What is being asked >>
Repeat every entry in the listing below, exactly.
-- START Provided data --
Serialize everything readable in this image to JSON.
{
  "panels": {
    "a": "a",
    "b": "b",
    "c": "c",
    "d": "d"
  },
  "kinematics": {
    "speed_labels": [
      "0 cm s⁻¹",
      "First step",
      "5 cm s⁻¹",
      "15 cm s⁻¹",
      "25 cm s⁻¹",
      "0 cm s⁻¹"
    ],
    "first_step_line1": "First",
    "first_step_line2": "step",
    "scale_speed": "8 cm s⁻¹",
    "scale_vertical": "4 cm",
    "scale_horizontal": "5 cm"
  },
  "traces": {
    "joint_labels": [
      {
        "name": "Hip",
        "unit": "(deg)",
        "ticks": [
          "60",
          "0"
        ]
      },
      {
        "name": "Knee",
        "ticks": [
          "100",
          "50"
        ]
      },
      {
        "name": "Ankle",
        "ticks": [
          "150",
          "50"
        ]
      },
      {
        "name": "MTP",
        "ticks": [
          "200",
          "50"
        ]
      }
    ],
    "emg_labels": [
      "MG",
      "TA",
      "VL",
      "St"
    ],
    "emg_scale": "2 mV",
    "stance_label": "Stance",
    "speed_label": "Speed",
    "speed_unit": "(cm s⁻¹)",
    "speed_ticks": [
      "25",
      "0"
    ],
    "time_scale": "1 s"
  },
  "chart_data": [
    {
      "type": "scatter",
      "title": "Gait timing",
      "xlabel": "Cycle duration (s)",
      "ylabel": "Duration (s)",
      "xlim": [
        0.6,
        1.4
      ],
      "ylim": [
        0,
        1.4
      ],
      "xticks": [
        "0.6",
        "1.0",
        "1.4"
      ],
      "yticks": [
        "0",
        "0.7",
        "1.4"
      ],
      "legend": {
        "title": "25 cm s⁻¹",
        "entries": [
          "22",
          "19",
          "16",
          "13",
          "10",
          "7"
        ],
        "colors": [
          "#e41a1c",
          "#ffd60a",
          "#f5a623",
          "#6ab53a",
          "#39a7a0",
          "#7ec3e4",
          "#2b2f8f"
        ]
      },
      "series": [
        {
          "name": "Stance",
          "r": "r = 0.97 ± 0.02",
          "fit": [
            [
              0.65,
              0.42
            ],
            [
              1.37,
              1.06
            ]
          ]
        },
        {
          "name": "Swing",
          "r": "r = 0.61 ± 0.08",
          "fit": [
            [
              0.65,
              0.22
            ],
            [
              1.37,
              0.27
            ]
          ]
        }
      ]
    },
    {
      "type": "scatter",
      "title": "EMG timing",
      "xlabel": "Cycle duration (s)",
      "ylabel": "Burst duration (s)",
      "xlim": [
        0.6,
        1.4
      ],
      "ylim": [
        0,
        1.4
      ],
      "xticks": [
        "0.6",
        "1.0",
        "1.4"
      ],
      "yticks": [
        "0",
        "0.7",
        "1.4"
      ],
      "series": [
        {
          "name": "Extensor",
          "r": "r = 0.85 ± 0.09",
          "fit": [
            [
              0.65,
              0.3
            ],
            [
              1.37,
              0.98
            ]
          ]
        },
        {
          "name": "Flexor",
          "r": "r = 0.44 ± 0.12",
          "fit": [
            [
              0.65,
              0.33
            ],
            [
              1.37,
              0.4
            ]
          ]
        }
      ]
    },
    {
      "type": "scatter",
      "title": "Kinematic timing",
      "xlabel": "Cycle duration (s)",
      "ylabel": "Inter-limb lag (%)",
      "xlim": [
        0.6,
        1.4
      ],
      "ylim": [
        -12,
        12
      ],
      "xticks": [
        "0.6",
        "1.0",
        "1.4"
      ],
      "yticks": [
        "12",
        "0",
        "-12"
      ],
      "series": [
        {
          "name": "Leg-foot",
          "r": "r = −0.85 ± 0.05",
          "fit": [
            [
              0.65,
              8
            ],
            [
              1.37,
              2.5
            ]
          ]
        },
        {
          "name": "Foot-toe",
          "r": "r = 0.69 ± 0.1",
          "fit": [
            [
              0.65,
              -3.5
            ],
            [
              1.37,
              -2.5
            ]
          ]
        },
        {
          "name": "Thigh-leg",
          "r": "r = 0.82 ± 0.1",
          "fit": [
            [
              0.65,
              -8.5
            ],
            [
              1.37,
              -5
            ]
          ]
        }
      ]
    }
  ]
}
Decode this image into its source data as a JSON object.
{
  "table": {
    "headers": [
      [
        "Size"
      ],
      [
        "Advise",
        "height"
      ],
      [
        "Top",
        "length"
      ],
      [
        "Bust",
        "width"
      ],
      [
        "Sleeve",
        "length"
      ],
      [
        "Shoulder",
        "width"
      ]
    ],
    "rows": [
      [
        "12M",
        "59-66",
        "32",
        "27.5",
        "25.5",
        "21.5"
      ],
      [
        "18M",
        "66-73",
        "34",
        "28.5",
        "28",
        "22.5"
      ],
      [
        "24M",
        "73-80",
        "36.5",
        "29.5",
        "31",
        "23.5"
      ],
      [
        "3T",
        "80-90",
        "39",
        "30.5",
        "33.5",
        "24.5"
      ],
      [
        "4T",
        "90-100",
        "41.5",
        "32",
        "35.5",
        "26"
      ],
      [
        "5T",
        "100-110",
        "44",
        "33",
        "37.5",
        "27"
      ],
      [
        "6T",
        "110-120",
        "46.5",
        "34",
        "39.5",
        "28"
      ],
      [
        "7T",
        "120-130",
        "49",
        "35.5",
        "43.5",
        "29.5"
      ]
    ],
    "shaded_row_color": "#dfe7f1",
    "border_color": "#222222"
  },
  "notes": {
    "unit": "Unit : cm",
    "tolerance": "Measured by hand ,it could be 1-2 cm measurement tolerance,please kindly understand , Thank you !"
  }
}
-- END Provided data --
Final result >>
Serialize everything readable in this image to JSON.
{
  "panels": {
    "a": "a",
    "b": "b",
    "c": "c",
    "d": "d"
  },
  "kinematics": {
    "speed_labels": [
      "0 cm s⁻¹",
      "First step",
      "5 cm s⁻¹",
      "15 cm s⁻¹",
      "25 cm s⁻¹",
      "0 cm s⁻¹"
    ],
    "first_step_line1": "First",
    "first_step_line2": "step",
    "scale_speed": "8 cm s⁻¹",
    "scale_vertical": "4 cm",
    "scale_horizontal": "5 cm"
  },
  "traces": {
    "joint_labels": [
      {
        "name": "Hip",
        "unit": "(deg)",
        "ticks": [
          "60",
          "0"
        ]
      },
      {
        "name": "Knee",
        "ticks": [
          "100",
          "50"
        ]
      },
      {
        "name": "Ankle",
        "ticks": [
          "150",
          "50"
        ]
      },
      {
        "name": "MTP",
        "ticks": [
          "200",
          "50"
        ]
      }
    ],
    "emg_labels": [
      "MG",
      "TA",
      "VL",
      "St"
    ],
    "emg_scale": "2 mV",
    "stance_label": "Stance",
    "speed_label": "Speed",
    "speed_unit": "(cm s⁻¹)",
    "speed_ticks": [
      "25",
      "0"
    ],
    "time_scale": "1 s"
  },
  "chart_data": [
    {
      "type": "scatter",
      "title": "Gait timing",
      "xlabel": "Cycle duration (s)",
      "ylabel": "Duration (s)",
      "xlim": [
        0.6,
        1.4
      ],
      "ylim": [
        0,
        1.4
      ],
      "xticks": [
        "0.6",
        "1.0",
        "1.4"
      ],
      "yticks": [
        "0",
        "0.7",
        "1.4"
      ],
      "legend": {
        "title": "25 cm s⁻¹",
        "entries": [
          "22",
          "19",
          "16",
          "13",
          "10",
          "7"
        ],
        "colors": [
          "#e41a1c",
          "#ffd60a",
          "#f5a623",
          "#6ab53a",
          "#39a7a0",
          "#7ec3e4",
          "#2b2f8f"
        ]
      },
      "series": [
        {
          "name": "Stance",
          "r": "r = 0.97 ± 0.02",
          "fit": [
            [
              0.65,
              0.42
            ],
            [
              1.37,
              1.06
            ]
          ]
        },
        {
          "name": "Swing",
          "r": "r = 0.61 ± 0.08",
          "fit": [
            [
              0.65,
              0.22
            ],
            [
              1.37,
              0.27
            ]
          ]
        }
      ]
    },
    {
      "type": "scatter",
      "title": "EMG timing",
      "xlabel": "Cycle duration (s)",
      "ylabel": "Burst duration (s)",
      "xlim": [
        0.6,
        1.4
      ],
      "ylim": [
        0,
        1.4
      ],
      "xticks": [
        "0.6",
        "1.0",
        "1.4"
      ],
      "yticks": [
        "0",
        "0.7",
        "1.4"
      ],
      "series": [
        {
          "name": "Extensor",
          "r": "r = 0.85 ± 0.09",
          "fit": [
            [
              0.65,
              0.3
            ],
            [
              1.37,
              0.98
            ]
          ]
        },
        {
          "name": "Flexor",
          "r": "r = 0.44 ± 0.12",
          "fit": [
            [
              0.65,
              0.33
            ],
            [
              1.37,
              0.4
            ]
          ]
        }
      ]
    },
    {
      "type": "scatter",
      "title": "Kinematic timing",
      "xlabel": "Cycle duration (s)",
      "ylabel": "Inter-limb lag (%)",
      "xlim": [
        0.6,
        1.4
      ],
      "ylim": [
        -12,
        12
      ],
      "xticks": [
        "0.6",
        "1.0",
        "1.4"
      ],
      "yticks": [
        "12",
        "0",
        "-12"
      ],
      "series": [
        {
          "name": "Leg-foot",
          "r": "r = −0.85 ± 0.05",
          "fit": [
            [
              0.65,
              8
            ],
            [
              1.37,
              2.5
            ]
          ]
        },
        {
          "name": "Foot-toe",
          "r": "r = 0.69 ± 0.1",
          "fit": [
            [
              0.65,
              -3.5
            ],
            [
              1.37,
              -2.5
            ]
          ]
        },
        {
          "name": "Thigh-leg",
          "r": "r = 0.82 ± 0.1",
          "fit": [
            [
              0.65,
              -8.5
            ],
            [
              1.37,
              -5
            ]
          ]
        }
      ]
    }
  ]
}
Decode this image into its source data as a JSON object.
{
  "table": {
    "headers": [
      [
        "Size"
      ],
      [
        "Advise",
        "height"
      ],
      [
        "Top",
        "length"
      ],
      [
        "Bust",
        "width"
      ],
      [
        "Sleeve",
        "length"
      ],
      [
        "Shoulder",
        "width"
      ]
    ],
    "rows": [
      [
        "12M",
        "59-66",
        "32",
        "27.5",
        "25.5",
        "21.5"
      ],
      [
        "18M",
        "66-73",
        "34",
        "28.5",
        "28",
        "22.5"
      ],
      [
        "24M",
        "73-80",
        "36.5",
        "29.5",
        "31",
        "23.5"
      ],
      [
        "3T",
        "80-90",
        "39",
        "30.5",
        "33.5",
        "24.5"
      ],
      [
        "4T",
        "90-100",
        "41.5",
        "32",
        "35.5",
        "26"
      ],
      [
        "5T",
        "100-110",
        "44",
        "33",
        "37.5",
        "27"
      ],
      [
        "6T",
        "110-120",
        "46.5",
        "34",
        "39.5",
        "28"
      ],
      [
        "7T",
        "120-130",
        "49",
        "35.5",
        "43.5",
        "29.5"
      ]
    ],
    "shaded_row_color": "#dfe7f1",
    "border_color": "#222222"
  },
  "notes": {
    "unit": "Unit : cm",
    "tolerance": "Measured by hand ,it could be 1-2 cm measurement tolerance,please kindly understand , Thank you !"
  }
}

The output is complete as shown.